▶ GOAL OF THE EXERCISE: Where the string "icon" occurs in the material below, report the whole line.

▶ DATA PROVIDED:
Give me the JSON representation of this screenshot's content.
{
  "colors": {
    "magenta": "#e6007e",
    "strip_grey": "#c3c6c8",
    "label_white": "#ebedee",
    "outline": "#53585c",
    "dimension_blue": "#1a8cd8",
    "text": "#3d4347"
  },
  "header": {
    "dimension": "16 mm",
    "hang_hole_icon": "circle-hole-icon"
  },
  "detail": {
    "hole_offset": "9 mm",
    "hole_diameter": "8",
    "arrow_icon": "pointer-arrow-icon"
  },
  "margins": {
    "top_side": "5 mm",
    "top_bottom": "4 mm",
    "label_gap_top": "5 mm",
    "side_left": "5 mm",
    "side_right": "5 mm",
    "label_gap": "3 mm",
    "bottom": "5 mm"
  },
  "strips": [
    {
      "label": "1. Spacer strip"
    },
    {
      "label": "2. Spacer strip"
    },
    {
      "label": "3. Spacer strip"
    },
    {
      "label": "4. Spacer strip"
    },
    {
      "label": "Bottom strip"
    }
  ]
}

▶ FINAL RESULT:
    "hang_hole_icon": "circle-hole-icon"
    "arrow_icon": "pointer-arrow-icon"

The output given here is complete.